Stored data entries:
** BEGIN **

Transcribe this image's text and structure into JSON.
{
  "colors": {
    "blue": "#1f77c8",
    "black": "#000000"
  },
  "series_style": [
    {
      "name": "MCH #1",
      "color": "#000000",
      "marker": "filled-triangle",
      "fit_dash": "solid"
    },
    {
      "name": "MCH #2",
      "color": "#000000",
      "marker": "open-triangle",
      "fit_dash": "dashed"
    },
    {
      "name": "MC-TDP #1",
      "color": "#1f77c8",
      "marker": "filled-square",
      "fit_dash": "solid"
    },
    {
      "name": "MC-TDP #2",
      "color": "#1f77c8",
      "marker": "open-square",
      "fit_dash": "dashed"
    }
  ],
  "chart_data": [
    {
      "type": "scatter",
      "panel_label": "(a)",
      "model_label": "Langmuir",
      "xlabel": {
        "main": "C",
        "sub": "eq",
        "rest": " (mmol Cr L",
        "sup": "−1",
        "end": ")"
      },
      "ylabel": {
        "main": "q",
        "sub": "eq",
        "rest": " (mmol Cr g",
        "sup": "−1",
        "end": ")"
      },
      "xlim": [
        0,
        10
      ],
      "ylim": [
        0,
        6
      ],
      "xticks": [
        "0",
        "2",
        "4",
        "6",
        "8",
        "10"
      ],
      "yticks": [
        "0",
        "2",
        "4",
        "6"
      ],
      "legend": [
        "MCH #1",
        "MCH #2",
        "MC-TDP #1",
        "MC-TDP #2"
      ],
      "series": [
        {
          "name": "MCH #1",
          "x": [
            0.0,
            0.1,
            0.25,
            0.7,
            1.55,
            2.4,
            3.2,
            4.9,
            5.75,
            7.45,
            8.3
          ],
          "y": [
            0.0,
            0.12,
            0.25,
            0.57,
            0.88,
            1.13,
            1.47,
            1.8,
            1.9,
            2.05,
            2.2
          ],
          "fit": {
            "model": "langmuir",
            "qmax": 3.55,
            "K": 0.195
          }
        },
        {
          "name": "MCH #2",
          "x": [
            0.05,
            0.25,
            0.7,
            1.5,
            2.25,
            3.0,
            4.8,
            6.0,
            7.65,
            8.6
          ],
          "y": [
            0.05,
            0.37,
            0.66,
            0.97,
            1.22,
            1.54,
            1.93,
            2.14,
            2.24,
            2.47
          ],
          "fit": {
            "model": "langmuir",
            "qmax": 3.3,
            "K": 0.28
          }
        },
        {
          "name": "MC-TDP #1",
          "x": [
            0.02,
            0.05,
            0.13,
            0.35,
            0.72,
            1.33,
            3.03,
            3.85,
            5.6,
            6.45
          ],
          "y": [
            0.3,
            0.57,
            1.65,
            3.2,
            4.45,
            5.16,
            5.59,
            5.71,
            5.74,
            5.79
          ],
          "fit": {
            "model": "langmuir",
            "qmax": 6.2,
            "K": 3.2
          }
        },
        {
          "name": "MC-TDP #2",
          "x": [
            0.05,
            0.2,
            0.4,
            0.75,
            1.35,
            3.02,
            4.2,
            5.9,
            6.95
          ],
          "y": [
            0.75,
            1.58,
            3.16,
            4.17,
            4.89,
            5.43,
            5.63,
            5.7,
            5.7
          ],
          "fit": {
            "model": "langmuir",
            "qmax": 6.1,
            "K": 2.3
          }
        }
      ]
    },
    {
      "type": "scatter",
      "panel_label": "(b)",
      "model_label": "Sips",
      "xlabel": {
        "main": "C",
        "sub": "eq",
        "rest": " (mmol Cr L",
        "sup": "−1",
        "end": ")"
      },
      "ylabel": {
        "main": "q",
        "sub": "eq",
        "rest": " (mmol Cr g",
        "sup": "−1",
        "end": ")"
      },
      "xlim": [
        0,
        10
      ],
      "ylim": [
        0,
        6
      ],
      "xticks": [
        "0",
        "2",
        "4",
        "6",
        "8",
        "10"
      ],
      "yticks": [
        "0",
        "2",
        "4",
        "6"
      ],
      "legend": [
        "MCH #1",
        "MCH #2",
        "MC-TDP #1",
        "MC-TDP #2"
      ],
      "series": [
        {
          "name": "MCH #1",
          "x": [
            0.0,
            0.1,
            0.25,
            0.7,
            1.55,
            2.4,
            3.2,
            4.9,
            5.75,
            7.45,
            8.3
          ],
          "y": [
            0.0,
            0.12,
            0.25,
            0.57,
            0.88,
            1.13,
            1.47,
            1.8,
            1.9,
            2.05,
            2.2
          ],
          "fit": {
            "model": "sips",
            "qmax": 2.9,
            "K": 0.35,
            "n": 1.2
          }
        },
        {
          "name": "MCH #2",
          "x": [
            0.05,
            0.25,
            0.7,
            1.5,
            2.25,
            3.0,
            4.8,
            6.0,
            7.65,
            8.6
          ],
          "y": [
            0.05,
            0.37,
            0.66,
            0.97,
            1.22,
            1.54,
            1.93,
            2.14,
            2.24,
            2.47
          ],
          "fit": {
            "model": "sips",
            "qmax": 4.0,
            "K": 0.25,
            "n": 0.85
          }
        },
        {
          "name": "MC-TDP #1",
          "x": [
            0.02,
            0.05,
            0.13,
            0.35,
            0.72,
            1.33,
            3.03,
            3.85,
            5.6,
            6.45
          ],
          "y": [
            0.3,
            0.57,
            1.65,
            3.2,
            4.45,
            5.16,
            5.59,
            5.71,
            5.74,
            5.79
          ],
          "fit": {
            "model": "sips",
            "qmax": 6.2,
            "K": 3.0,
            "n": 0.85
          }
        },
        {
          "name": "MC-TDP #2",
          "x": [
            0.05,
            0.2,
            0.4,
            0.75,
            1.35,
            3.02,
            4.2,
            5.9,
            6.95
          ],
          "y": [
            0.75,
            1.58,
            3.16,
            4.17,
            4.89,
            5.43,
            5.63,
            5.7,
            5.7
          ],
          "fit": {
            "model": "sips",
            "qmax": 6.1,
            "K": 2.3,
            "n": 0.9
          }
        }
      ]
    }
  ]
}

** END **

## TASK STATEMENT
Go through the listing above and pull out each line containing the word "qmax".

## WRITTEN ANSWER
            "qmax": 3.55,
            "qmax": 3.3,
            "qmax": 6.2,
            "qmax": 6.1,
            "qmax": 2.9,
            "qmax": 4.0,
            "qmax": 6.2,
            "qmax": 6.1,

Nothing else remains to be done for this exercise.